AIM OF THE EXERCISE:
Every line of the data should be output word for word.

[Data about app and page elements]

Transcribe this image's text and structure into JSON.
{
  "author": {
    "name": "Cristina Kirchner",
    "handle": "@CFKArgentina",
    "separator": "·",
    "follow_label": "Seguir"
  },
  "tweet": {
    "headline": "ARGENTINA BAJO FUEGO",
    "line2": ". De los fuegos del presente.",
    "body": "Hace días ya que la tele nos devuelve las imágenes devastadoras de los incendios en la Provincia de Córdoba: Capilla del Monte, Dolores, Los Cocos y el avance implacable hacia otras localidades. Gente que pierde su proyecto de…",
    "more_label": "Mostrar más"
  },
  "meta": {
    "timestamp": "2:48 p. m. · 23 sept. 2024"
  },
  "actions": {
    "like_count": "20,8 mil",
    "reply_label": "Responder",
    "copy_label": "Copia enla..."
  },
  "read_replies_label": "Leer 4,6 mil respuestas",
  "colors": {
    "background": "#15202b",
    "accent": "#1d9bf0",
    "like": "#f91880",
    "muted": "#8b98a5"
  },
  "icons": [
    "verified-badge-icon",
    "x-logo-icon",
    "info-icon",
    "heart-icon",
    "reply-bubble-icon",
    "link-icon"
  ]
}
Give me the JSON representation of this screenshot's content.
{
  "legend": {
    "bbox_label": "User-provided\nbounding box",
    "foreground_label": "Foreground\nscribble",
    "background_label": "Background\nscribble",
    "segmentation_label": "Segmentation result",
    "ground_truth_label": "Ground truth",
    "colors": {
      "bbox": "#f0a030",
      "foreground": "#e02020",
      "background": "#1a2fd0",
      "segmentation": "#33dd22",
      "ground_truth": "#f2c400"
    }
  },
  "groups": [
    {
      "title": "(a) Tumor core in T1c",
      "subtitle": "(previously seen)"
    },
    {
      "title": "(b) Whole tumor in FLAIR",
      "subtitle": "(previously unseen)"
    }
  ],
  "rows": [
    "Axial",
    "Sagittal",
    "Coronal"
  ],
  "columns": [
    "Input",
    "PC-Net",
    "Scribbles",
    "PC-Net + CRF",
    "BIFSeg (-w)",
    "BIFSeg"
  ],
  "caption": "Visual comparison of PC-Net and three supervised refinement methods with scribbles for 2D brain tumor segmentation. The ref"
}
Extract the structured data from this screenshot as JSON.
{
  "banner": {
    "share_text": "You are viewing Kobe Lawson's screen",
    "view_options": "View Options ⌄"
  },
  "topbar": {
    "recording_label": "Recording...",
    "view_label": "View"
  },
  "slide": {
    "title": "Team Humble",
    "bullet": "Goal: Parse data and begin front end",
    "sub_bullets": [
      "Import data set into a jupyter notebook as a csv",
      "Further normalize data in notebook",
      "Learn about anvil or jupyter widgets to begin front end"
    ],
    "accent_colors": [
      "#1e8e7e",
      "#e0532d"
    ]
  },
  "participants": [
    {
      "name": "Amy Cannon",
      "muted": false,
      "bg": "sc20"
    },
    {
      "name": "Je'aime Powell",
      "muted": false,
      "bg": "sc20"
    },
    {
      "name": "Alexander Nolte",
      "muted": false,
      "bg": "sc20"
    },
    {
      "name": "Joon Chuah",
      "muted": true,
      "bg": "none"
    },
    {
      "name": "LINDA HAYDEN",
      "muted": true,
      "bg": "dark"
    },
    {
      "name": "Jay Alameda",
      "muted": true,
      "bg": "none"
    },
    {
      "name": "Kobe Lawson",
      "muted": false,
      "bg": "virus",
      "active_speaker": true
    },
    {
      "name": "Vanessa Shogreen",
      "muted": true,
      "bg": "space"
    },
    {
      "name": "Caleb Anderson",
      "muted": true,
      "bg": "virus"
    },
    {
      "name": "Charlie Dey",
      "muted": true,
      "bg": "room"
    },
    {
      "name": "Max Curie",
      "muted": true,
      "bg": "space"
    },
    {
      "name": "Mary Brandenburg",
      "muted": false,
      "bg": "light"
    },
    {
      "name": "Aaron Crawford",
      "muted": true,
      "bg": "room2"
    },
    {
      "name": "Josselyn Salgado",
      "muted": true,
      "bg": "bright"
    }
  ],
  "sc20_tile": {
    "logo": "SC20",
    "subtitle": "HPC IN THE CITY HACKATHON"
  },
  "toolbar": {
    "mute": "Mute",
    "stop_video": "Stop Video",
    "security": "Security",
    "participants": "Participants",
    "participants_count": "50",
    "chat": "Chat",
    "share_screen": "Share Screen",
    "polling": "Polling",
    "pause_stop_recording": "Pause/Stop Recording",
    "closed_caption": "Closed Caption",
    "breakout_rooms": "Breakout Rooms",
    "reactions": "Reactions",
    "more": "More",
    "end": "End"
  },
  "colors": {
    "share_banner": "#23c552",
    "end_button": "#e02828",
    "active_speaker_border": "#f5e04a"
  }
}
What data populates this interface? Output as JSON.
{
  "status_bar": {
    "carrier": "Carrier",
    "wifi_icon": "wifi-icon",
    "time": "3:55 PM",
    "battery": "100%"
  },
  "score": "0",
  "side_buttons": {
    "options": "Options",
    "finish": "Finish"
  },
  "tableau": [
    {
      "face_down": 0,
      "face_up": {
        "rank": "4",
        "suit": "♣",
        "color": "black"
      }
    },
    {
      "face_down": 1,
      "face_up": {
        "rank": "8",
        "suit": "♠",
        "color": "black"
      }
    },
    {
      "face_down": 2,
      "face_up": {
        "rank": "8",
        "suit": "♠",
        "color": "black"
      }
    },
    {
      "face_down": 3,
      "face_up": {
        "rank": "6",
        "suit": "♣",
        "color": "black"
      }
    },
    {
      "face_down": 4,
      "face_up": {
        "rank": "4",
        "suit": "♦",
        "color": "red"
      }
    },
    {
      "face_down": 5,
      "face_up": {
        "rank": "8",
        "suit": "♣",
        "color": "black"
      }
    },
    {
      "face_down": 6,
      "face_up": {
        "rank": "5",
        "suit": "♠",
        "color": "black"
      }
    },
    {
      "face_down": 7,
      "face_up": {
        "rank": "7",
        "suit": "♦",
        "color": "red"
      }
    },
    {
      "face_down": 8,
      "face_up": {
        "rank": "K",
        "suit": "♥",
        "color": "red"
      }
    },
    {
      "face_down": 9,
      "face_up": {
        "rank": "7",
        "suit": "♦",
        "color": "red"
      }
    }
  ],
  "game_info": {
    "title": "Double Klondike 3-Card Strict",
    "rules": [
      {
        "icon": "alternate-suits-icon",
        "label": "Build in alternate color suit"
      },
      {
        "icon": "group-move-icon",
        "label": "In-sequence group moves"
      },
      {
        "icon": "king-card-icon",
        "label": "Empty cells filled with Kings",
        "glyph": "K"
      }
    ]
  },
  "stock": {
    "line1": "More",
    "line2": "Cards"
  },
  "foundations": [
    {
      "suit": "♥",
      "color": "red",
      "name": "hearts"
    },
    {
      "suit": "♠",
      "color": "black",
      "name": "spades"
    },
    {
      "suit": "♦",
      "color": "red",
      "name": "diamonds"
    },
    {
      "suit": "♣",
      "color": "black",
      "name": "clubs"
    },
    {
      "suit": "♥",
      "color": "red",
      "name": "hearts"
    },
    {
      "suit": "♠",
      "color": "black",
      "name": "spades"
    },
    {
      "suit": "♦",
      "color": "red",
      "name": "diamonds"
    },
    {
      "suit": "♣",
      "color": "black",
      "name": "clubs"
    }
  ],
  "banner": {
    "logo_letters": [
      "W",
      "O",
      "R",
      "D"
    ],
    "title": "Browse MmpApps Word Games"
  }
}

RESPONSE BOX:
Transcribe this image's text and structure into JSON.
{
  "author": {
    "name": "Cristina Kirchner",
    "handle": "@CFKArgentina",
    "separator": "·",
    "follow_label": "Seguir"
  },
  "tweet": {
    "headline": "ARGENTINA BAJO FUEGO",
    "line2": ". De los fuegos del presente.",
    "body": "Hace días ya que la tele nos devuelve las imágenes devastadoras de los incendios en la Provincia de Córdoba: Capilla del Monte, Dolores, Los Cocos y el avance implacable hacia otras localidades. Gente que pierde su proyecto de…",
    "more_label": "Mostrar más"
  },
  "meta": {
    "timestamp": "2:48 p. m. · 23 sept. 2024"
  },
  "actions": {
    "like_count": "20,8 mil",
    "reply_label": "Responder",
    "copy_label": "Copia enla..."
  },
  "read_replies_label": "Leer 4,6 mil respuestas",
  "colors": {
    "background": "#15202b",
    "accent": "#1d9bf0",
    "like": "#f91880",
    "muted": "#8b98a5"
  },
  "icons": [
    "verified-badge-icon",
    "x-logo-icon",
    "info-icon",
    "heart-icon",
    "reply-bubble-icon",
    "link-icon"
  ]
}
Give me the JSON representation of this screenshot's content.
{
  "legend": {
    "bbox_label": "User-provided\nbounding box",
    "foreground_label": "Foreground\nscribble",
    "background_label": "Background\nscribble",
    "segmentation_label": "Segmentation result",
    "ground_truth_label": "Ground truth",
    "colors": {
      "bbox": "#f0a030",
      "foreground": "#e02020",
      "background": "#1a2fd0",
      "segmentation": "#33dd22",
      "ground_truth": "#f2c400"
    }
  },
  "groups": [
    {
      "title": "(a) Tumor core in T1c",
      "subtitle": "(previously seen)"
    },
    {
      "title": "(b) Whole tumor in FLAIR",
      "subtitle": "(previously unseen)"
    }
  ],
  "rows": [
    "Axial",
    "Sagittal",
    "Coronal"
  ],
  "columns": [
    "Input",
    "PC-Net",
    "Scribbles",
    "PC-Net + CRF",
    "BIFSeg (-w)",
    "BIFSeg"
  ],
  "caption": "Visual comparison of PC-Net and three supervised refinement methods with scribbles for 2D brain tumor segmentation. The ref"
}
Extract the structured data from this screenshot as JSON.
{
  "banner": {
    "share_text": "You are viewing Kobe Lawson's screen",
    "view_options": "View Options ⌄"
  },
  "topbar": {
    "recording_label": "Recording...",
    "view_label": "View"
  },
  "slide": {
    "title": "Team Humble",
    "bullet": "Goal: Parse data and begin front end",
    "sub_bullets": [
      "Import data set into a jupyter notebook as a csv",
      "Further normalize data in notebook",
      "Learn about anvil or jupyter widgets to begin front end"
    ],
    "accent_colors": [
      "#1e8e7e",
      "#e0532d"
    ]
  },
  "participants": [
    {
      "name": "Amy Cannon",
      "muted": false,
      "bg": "sc20"
    },
    {
      "name": "Je'aime Powell",
      "muted": false,
      "bg": "sc20"
    },
    {
      "name": "Alexander Nolte",
      "muted": false,
      "bg": "sc20"
    },
    {
      "name": "Joon Chuah",
      "muted": true,
      "bg": "none"
    },
    {
      "name": "LINDA HAYDEN",
      "muted": true,
      "bg": "dark"
    },
    {
      "name": "Jay Alameda",
      "muted": true,
      "bg": "none"
    },
    {
      "name": "Kobe Lawson",
      "muted": false,
      "bg": "virus",
      "active_speaker": true
    },
    {
      "name": "Vanessa Shogreen",
      "muted": true,
      "bg": "space"
    },
    {
      "name": "Caleb Anderson",
      "muted": true,
      "bg": "virus"
    },
    {
      "name": "Charlie Dey",
      "muted": true,
      "bg": "room"
    },
    {
      "name": "Max Curie",
      "muted": true,
      "bg": "space"
    },
    {
      "name": "Mary Brandenburg",
      "muted": false,
      "bg": "light"
    },
    {
      "name": "Aaron Crawford",
      "muted": true,
      "bg": "room2"
    },
    {
      "name": "Josselyn Salgado",
      "muted": true,
      "bg": "bright"
    }
  ],
  "sc20_tile": {
    "logo": "SC20",
    "subtitle": "HPC IN THE CITY HACKATHON"
  },
  "toolbar": {
    "mute": "Mute",
    "stop_video": "Stop Video",
    "security": "Security",
    "participants": "Participants",
    "participants_count": "50",
    "chat": "Chat",
    "share_screen": "Share Screen",
    "polling": "Polling",
    "pause_stop_recording": "Pause/Stop Recording",
    "closed_caption": "Closed Caption",
    "breakout_rooms": "Breakout Rooms",
    "reactions": "Reactions",
    "more": "More",
    "end": "End"
  },
  "colors": {
    "share_banner": "#23c552",
    "end_button": "#e02828",
    "active_speaker_border": "#f5e04a"
  }
}
What data populates this interface? Output as JSON.
{
  "status_bar": {
    "carrier": "Carrier",
    "wifi_icon": "wifi-icon",
    "time": "3:55 PM",
    "battery": "100%"
  },
  "score": "0",
  "side_buttons": {
    "options": "Options",
    "finish": "Finish"
  },
  "tableau": [
    {
      "face_down": 0,
      "face_up": {
        "rank": "4",
        "suit": "♣",
        "color": "black"
      }
    },
    {
      "face_down": 1,
      "face_up": {
        "rank": "8",
        "suit": "♠",
        "color": "black"
      }
    },
    {
      "face_down": 2,
      "face_up": {
        "rank": "8",
        "suit": "♠",
        "color": "black"
      }
    },
    {
      "face_down": 3,
      "face_up": {
        "rank": "6",
        "suit": "♣",
        "color": "black"
      }
    },
    {
      "face_down": 4,
      "face_up": {
        "rank": "4",
        "suit": "♦",
        "color": "red"
      }
    },
    {
      "face_down": 5,
      "face_up": {
        "rank": "8",
        "suit": "♣",
        "color": "black"
      }
    },
    {
      "face_down": 6,
      "face_up": {
        "rank": "5",
        "suit": "♠",
        "color": "black"
      }
    },
    {
      "face_down": 7,
      "face_up": {
        "rank": "7",
        "suit": "♦",
        "color": "red"
      }
    },
    {
      "face_down": 8,
      "face_up": {
        "rank": "K",
        "suit": "♥",
        "color": "red"
      }
    },
    {
      "face_down": 9,
      "face_up": {
        "rank": "7",
        "suit": "♦",
        "color": "red"
      }
    }
  ],
  "game_info": {
    "title": "Double Klondike 3-Card Strict",
    "rules": [
      {
        "icon": "alternate-suits-icon",
        "label": "Build in alternate color suit"
      },
      {
        "icon": "group-move-icon",
        "label": "In-sequence group moves"
      },
      {
        "icon": "king-card-icon",
        "label": "Empty cells filled with Kings",
        "glyph": "K"
      }
    ]
  },
  "stock": {
    "line1": "More",
    "line2": "Cards"
  },
  "foundations": [
    {
      "suit": "♥",
      "color": "red",
      "name": "hearts"
    },
    {
      "suit": "♠",
      "color": "black",
      "name": "spades"
    },
    {
      "suit": "♦",
      "color": "red",
      "name": "diamonds"
    },
    {
      "suit": "♣",
      "color": "black",
      "name": "clubs"
    },
    {
      "suit": "♥",
      "color": "red",
      "name": "hearts"
    },
    {
      "suit": "♠",
      "color": "black",
      "name": "spades"
    },
    {
      "suit": "♦",
      "color": "red",
      "name": "diamonds"
    },
    {
      "suit": "♣",
      "color": "black",
      "name": "clubs"
    }
  ],
  "banner": {
    "logo_letters": [
      "W",
      "O",
      "R",
      "D"
    ],
    "title": "Browse MmpApps Word Games"
  }
}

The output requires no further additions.